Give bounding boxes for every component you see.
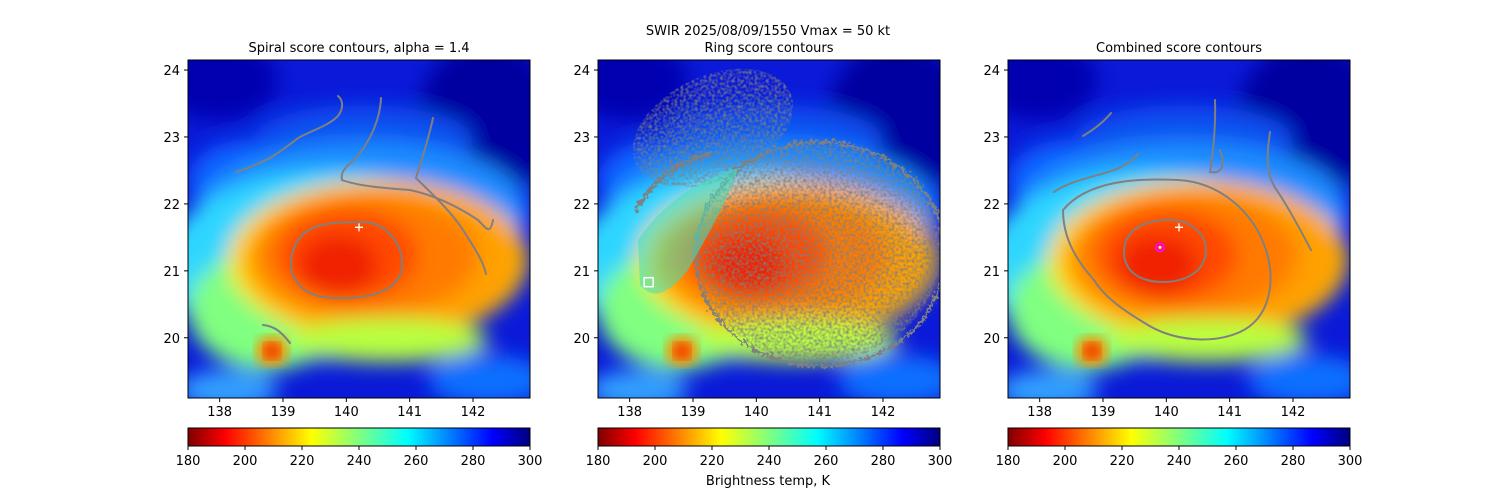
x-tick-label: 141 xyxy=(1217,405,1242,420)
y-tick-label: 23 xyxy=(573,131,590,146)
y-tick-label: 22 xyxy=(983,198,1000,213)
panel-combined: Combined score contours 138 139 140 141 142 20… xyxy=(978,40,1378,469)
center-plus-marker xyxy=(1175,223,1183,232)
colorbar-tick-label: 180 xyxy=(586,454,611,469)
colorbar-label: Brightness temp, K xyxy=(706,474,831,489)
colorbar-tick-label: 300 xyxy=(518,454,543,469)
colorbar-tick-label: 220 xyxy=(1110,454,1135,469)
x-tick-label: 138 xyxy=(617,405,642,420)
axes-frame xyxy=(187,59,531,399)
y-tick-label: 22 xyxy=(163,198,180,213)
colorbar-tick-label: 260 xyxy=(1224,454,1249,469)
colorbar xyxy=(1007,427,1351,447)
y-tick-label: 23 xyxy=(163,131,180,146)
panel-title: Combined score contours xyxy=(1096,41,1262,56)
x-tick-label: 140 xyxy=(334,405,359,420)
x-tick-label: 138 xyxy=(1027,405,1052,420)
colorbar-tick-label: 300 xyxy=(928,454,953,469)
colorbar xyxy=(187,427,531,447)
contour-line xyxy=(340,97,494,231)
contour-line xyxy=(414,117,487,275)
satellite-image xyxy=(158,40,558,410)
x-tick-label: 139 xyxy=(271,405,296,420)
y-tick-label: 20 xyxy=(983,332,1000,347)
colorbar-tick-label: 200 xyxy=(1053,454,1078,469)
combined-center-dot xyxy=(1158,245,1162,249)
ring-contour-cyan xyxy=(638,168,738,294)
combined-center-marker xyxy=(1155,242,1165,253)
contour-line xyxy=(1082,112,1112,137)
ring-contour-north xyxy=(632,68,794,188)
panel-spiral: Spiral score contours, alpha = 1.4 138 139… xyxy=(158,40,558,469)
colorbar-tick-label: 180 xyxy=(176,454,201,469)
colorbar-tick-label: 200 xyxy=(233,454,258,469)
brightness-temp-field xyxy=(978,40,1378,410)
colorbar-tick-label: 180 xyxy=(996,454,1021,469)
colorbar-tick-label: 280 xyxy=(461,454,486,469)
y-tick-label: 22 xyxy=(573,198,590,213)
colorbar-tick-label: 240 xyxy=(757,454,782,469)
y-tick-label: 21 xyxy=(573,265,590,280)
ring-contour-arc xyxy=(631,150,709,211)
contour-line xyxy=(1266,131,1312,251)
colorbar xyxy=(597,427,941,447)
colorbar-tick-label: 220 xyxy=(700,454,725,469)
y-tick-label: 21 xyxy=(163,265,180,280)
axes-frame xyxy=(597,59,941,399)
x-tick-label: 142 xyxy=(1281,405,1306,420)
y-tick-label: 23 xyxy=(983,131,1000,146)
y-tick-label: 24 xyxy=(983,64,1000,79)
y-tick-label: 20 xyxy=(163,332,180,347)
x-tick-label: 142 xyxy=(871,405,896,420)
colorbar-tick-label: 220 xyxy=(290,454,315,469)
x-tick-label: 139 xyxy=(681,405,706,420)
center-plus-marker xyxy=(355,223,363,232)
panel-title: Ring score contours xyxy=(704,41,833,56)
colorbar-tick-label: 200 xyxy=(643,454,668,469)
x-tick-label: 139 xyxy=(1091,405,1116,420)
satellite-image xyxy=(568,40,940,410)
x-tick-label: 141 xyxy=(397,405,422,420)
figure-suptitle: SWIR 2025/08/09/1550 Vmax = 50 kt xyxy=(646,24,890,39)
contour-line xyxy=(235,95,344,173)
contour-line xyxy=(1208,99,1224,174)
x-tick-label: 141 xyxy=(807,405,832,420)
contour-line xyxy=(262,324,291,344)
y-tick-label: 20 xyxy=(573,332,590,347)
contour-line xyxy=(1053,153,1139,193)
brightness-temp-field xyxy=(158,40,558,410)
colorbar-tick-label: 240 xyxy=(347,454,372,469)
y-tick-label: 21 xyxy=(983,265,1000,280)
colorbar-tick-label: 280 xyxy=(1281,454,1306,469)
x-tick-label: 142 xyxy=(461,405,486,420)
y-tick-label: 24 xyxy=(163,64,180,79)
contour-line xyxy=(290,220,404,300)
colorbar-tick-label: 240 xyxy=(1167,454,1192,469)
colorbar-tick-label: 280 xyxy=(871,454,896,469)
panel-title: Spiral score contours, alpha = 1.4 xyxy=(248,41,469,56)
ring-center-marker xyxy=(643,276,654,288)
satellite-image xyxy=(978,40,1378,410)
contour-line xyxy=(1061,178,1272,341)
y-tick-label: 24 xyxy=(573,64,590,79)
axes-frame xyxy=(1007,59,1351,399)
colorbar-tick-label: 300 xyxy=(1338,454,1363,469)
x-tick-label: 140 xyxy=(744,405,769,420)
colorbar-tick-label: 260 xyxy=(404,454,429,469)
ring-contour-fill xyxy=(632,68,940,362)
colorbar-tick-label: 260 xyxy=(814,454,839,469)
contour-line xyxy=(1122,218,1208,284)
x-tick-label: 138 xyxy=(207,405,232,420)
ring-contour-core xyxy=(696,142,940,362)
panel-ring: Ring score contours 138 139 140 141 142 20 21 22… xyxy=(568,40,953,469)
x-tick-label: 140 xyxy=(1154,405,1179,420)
================================
Reproduce all the records above, substituting "subplot-title" for every "panel-title" and changing nothing else. Omit the pictures.

Give bounding boxes for every component you see.
x-tick-label: 141 xyxy=(1217,405,1242,420)
y-tick-label: 23 xyxy=(573,131,590,146)
y-tick-label: 22 xyxy=(983,198,1000,213)
panel-combined: Combined score contours 138 139 140 141 142 20… xyxy=(978,40,1378,469)
center-plus-marker xyxy=(1175,223,1183,232)
colorbar-tick-label: 180 xyxy=(586,454,611,469)
colorbar-label: Brightness temp, K xyxy=(706,474,831,489)
colorbar-tick-label: 300 xyxy=(518,454,543,469)
colorbar-tick-label: 220 xyxy=(1110,454,1135,469)
x-tick-label: 138 xyxy=(617,405,642,420)
axes-frame xyxy=(187,59,531,399)
y-tick-label: 22 xyxy=(163,198,180,213)
colorbar-tick-label: 260 xyxy=(1224,454,1249,469)
colorbar xyxy=(1007,427,1351,447)
y-tick-label: 23 xyxy=(163,131,180,146)
subplot-title: Combined score contours xyxy=(1096,41,1262,56)
x-tick-label: 140 xyxy=(334,405,359,420)
x-tick-label: 138 xyxy=(1027,405,1052,420)
colorbar-tick-label: 300 xyxy=(928,454,953,469)
colorbar xyxy=(187,427,531,447)
contour-line xyxy=(340,97,494,231)
contour-line xyxy=(414,117,487,275)
satellite-image xyxy=(158,40,558,410)
x-tick-label: 139 xyxy=(271,405,296,420)
y-tick-label: 20 xyxy=(983,332,1000,347)
colorbar-tick-label: 200 xyxy=(1053,454,1078,469)
combined-center-dot xyxy=(1158,245,1162,249)
ring-contour-cyan xyxy=(638,168,738,294)
combined-center-marker xyxy=(1155,242,1165,253)
contour-line xyxy=(1082,112,1112,137)
ring-contour-north xyxy=(632,68,794,188)
panel-spiral: Spiral score contours, alpha = 1.4 138 139… xyxy=(158,40,558,469)
colorbar-tick-label: 180 xyxy=(176,454,201,469)
colorbar-tick-label: 200 xyxy=(233,454,258,469)
brightness-temp-field xyxy=(978,40,1378,410)
colorbar-tick-label: 180 xyxy=(996,454,1021,469)
colorbar-tick-label: 280 xyxy=(461,454,486,469)
y-tick-label: 22 xyxy=(573,198,590,213)
colorbar-tick-label: 240 xyxy=(757,454,782,469)
y-tick-label: 21 xyxy=(573,265,590,280)
ring-contour-arc xyxy=(631,150,709,211)
contour-line xyxy=(1266,131,1312,251)
colorbar xyxy=(597,427,941,447)
colorbar-tick-label: 220 xyxy=(700,454,725,469)
y-tick-label: 21 xyxy=(163,265,180,280)
axes-frame xyxy=(597,59,941,399)
x-tick-label: 142 xyxy=(1281,405,1306,420)
y-tick-label: 23 xyxy=(983,131,1000,146)
y-tick-label: 24 xyxy=(983,64,1000,79)
y-tick-label: 20 xyxy=(163,332,180,347)
x-tick-label: 142 xyxy=(871,405,896,420)
colorbar-tick-label: 220 xyxy=(290,454,315,469)
x-tick-label: 139 xyxy=(681,405,706,420)
center-plus-marker xyxy=(355,223,363,232)
subplot-title: Ring score contours xyxy=(704,41,833,56)
colorbar-tick-label: 200 xyxy=(643,454,668,469)
x-tick-label: 139 xyxy=(1091,405,1116,420)
satellite-image xyxy=(568,40,940,410)
x-tick-label: 141 xyxy=(397,405,422,420)
figure-suptitle: SWIR 2025/08/09/1550 Vmax = 50 kt xyxy=(646,24,890,39)
contour-line xyxy=(235,95,344,173)
contour-line xyxy=(1208,99,1224,174)
x-tick-label: 141 xyxy=(807,405,832,420)
contour-line xyxy=(262,324,291,344)
y-tick-label: 20 xyxy=(573,332,590,347)
contour-line xyxy=(1053,153,1139,193)
brightness-temp-field xyxy=(158,40,558,410)
colorbar-tick-label: 240 xyxy=(347,454,372,469)
y-tick-label: 21 xyxy=(983,265,1000,280)
colorbar-tick-label: 280 xyxy=(1281,454,1306,469)
x-tick-label: 142 xyxy=(461,405,486,420)
y-tick-label: 24 xyxy=(163,64,180,79)
contour-line xyxy=(290,220,404,300)
colorbar-tick-label: 240 xyxy=(1167,454,1192,469)
colorbar-tick-label: 280 xyxy=(871,454,896,469)
subplot-title: Spiral score contours, alpha = 1.4 xyxy=(248,41,469,56)
ring-center-marker xyxy=(643,276,654,288)
satellite-image xyxy=(978,40,1378,410)
contour-line xyxy=(1061,178,1272,341)
y-tick-label: 24 xyxy=(573,64,590,79)
axes-frame xyxy=(1007,59,1351,399)
colorbar-tick-label: 300 xyxy=(1338,454,1363,469)
x-tick-label: 140 xyxy=(744,405,769,420)
colorbar-tick-label: 260 xyxy=(404,454,429,469)
ring-contour-fill xyxy=(632,68,940,362)
colorbar-tick-label: 260 xyxy=(814,454,839,469)
contour-line xyxy=(1122,218,1208,284)
x-tick-label: 138 xyxy=(207,405,232,420)
ring-contour-core xyxy=(696,142,940,362)
panel-ring: Ring score contours 138 139 140 141 142 20 21 22… xyxy=(568,40,953,469)
x-tick-label: 140 xyxy=(1154,405,1179,420)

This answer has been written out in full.